=== WHAT IS ASKED ===
Repeat, without any change, the entries presented below.

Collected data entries
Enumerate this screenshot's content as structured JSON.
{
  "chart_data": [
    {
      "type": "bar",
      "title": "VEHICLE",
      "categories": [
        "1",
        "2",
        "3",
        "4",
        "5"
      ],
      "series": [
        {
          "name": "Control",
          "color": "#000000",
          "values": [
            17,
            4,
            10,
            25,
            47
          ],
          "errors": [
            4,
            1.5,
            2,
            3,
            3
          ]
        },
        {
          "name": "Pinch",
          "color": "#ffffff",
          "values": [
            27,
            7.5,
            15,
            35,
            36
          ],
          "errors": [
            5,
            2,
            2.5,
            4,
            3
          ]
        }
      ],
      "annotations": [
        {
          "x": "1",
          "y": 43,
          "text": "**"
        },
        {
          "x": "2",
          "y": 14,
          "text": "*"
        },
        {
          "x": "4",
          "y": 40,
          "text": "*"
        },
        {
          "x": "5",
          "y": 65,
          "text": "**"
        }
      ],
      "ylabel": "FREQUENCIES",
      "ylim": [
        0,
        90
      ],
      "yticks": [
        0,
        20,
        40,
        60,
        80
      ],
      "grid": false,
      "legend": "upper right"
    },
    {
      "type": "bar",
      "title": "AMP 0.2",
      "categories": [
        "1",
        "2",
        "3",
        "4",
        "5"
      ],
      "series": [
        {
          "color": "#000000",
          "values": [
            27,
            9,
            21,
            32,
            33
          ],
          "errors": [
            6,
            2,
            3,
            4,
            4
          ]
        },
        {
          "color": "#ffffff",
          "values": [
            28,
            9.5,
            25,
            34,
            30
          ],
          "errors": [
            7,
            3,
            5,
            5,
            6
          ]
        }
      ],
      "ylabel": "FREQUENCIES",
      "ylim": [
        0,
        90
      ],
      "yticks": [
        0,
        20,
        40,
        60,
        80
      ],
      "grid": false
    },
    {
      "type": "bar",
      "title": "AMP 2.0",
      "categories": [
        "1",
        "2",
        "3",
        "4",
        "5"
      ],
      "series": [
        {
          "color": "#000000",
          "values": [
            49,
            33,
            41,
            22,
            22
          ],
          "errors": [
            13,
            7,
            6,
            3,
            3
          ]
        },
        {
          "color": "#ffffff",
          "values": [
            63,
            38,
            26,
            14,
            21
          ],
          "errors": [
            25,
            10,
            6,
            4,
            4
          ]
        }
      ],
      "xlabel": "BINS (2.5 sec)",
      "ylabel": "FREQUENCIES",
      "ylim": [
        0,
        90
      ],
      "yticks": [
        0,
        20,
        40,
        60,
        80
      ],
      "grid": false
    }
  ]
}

=== ANSWER IN FULL ===
Enumerate this screenshot's content as structured JSON.
{
  "chart_data": [
    {
      "type": "bar",
      "title": "VEHICLE",
      "categories": [
        "1",
        "2",
        "3",
        "4",
        "5"
      ],
      "series": [
        {
          "name": "Control",
          "color": "#000000",
          "values": [
            17,
            4,
            10,
            25,
            47
          ],
          "errors": [
            4,
            1.5,
            2,
            3,
            3
          ]
        },
        {
          "name": "Pinch",
          "color": "#ffffff",
          "values": [
            27,
            7.5,
            15,
            35,
            36
          ],
          "errors": [
            5,
            2,
            2.5,
            4,
            3
          ]
        }
      ],
      "annotations": [
        {
          "x": "1",
          "y": 43,
          "text": "**"
        },
        {
          "x": "2",
          "y": 14,
          "text": "*"
        },
        {
          "x": "4",
          "y": 40,
          "text": "*"
        },
        {
          "x": "5",
          "y": 65,
          "text": "**"
        }
      ],
      "ylabel": "FREQUENCIES",
      "ylim": [
        0,
        90
      ],
      "yticks": [
        0,
        20,
        40,
        60,
        80
      ],
      "grid": false,
      "legend": "upper right"
    },
    {
      "type": "bar",
      "title": "AMP 0.2",
      "categories": [
        "1",
        "2",
        "3",
        "4",
        "5"
      ],
      "series": [
        {
          "color": "#000000",
          "values": [
            27,
            9,
            21,
            32,
            33
          ],
          "errors": [
            6,
            2,
            3,
            4,
            4
          ]
        },
        {
          "color": "#ffffff",
          "values": [
            28,
            9.5,
            25,
            34,
            30
          ],
          "errors": [
            7,
            3,
            5,
            5,
            6
          ]
        }
      ],
      "ylabel": "FREQUENCIES",
      "ylim": [
        0,
        90
      ],
      "yticks": [
        0,
        20,
        40,
        60,
        80
      ],
      "grid": false
    },
    {
      "type": "bar",
      "title": "AMP 2.0",
      "categories": [
        "1",
        "2",
        "3",
        "4",
        "5"
      ],
      "series": [
        {
          "color": "#000000",
          "values": [
            49,
            33,
            41,
            22,
            22
          ],
          "errors": [
            13,
            7,
            6,
            3,
            3
          ]
        },
        {
          "color": "#ffffff",
          "values": [
            63,
            38,
            26,
            14,
            21
          ],
          "errors": [
            25,
            10,
            6,
            4,
            4
          ]
        }
      ],
      "xlabel": "BINS (2.5 sec)",
      "ylabel": "FREQUENCIES",
      "ylim": [
        0,
        90
      ],
      "yticks": [
        0,
        20,
        40,
        60,
        80
      ],
      "grid": false
    }
  ]
}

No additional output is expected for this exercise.